··· Source data ···
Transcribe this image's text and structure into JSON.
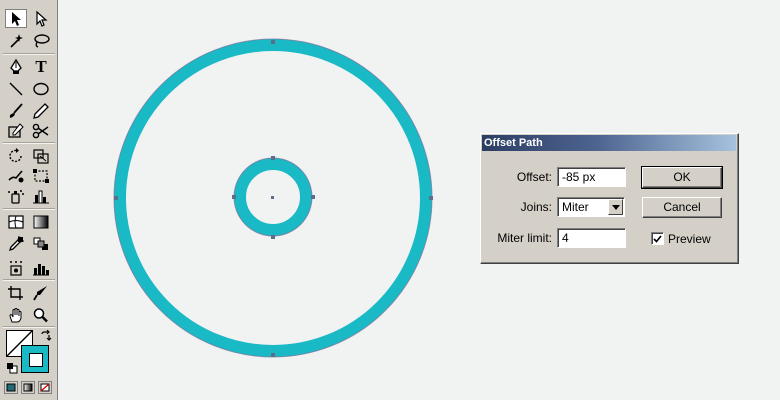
{
  "colors": {
    "path_stroke": "#1ab9c6",
    "anchor": "#5c6f8a",
    "canvas_bg": "#f1f2f2",
    "panel_bg": "#d4d0c8",
    "title_gradient_start": "#2c3d63",
    "title_gradient_end": "#a6c2dd"
  },
  "toolbox": {
    "type_tool_glyph": "T",
    "tools": [
      "selection-tool",
      "direct-selection-tool",
      "magic-wand-tool",
      "lasso-tool",
      "pen-tool",
      "type-tool",
      "line-tool",
      "ellipse-tool",
      "paintbrush-tool",
      "pencil-tool",
      "eraser-tool",
      "scissors-tool",
      "rotate-tool",
      "scale-tool",
      "warp-tool",
      "free-transform-tool",
      "symbol-sprayer-tool",
      "column-graph-tool",
      "mesh-tool",
      "gradient-tool",
      "eyedropper-tool",
      "blend-tool",
      "symbol-tool",
      "bar-graph-tool",
      "crop-tool",
      "slice-tool",
      "hand-tool",
      "zoom-tool"
    ],
    "active_tool": "selection-tool"
  },
  "dialog": {
    "title": "Offset Path",
    "offset_label": "Offset:",
    "offset_value": "-85 px",
    "joins_label": "Joins:",
    "joins_value": "Miter",
    "miter_label": "Miter limit:",
    "miter_value": "4",
    "ok_label": "OK",
    "cancel_label": "Cancel",
    "preview_label": "Preview",
    "preview_checked": true
  }
}
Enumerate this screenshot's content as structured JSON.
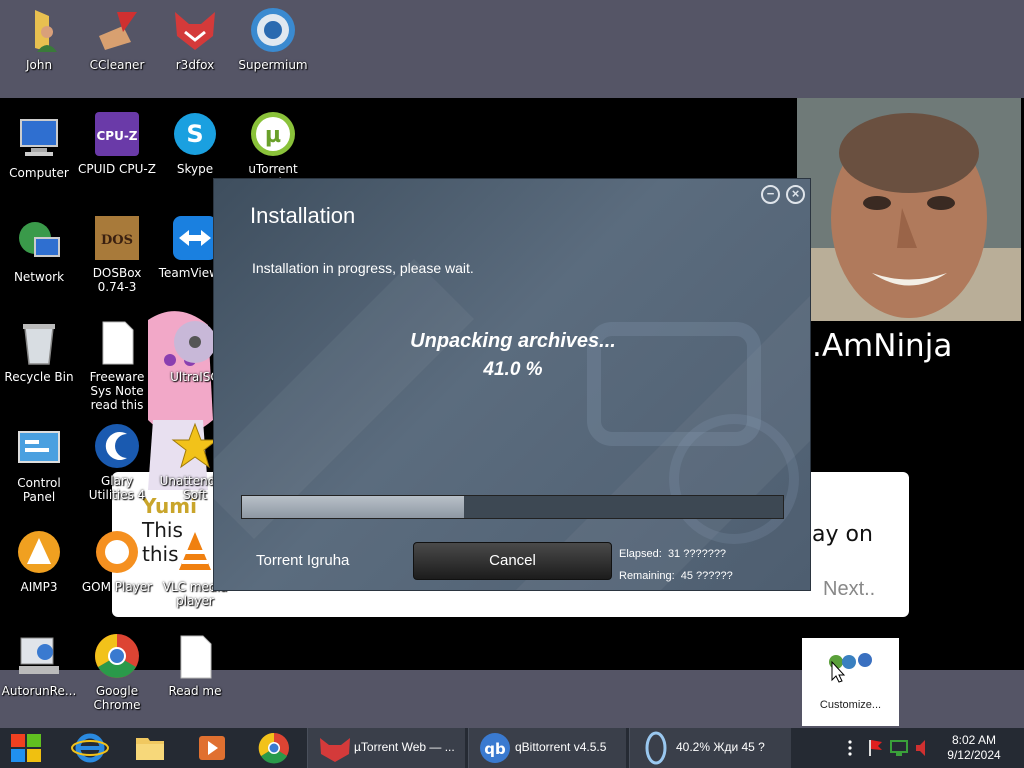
···
# Written problem
Print out the material word for word, omitting the pictures.

# Completed task
Transcribe this image's text and structure into JSON.
{
  "colors": {
    "path_stroke": "#1ab9c6",
    "anchor": "#5c6f8a",
    "canvas_bg": "#f1f2f2",
    "panel_bg": "#d4d0c8",
    "title_gradient_start": "#2c3d63",
    "title_gradient_end": "#a6c2dd"
  },
  "toolbox": {
    "type_tool_glyph": "T",
    "tools": [
      "selection-tool",
      "direct-selection-tool",
      "magic-wand-tool",
      "lasso-tool",
      "pen-tool",
      "type-tool",
      "line-tool",
      "ellipse-tool",
      "paintbrush-tool",
      "pencil-tool",
      "eraser-tool",
      "scissors-tool",
      "rotate-tool",
      "scale-tool",
      "warp-tool",
      "free-transform-tool",
      "symbol-sprayer-tool",
      "column-graph-tool",
      "mesh-tool",
      "gradient-tool",
      "eyedropper-tool",
      "blend-tool",
      "symbol-tool",
      "bar-graph-tool",
      "crop-tool",
      "slice-tool",
      "hand-tool",
      "zoom-tool"
    ],
    "active_tool": "selection-tool"
  },
  "dialog": {
    "title": "Offset Path",
    "offset_label": "Offset:",
    "offset_value": "-85 px",
    "joins_label": "Joins:",
    "joins_value": "Miter",
    "miter_label": "Miter limit:",
    "miter_value": "4",
    "ok_label": "OK",
    "cancel_label": "Cancel",
    "preview_label": "Preview",
    "preview_checked": true
  }
}
Enumerate this screenshot's content as structured JSON.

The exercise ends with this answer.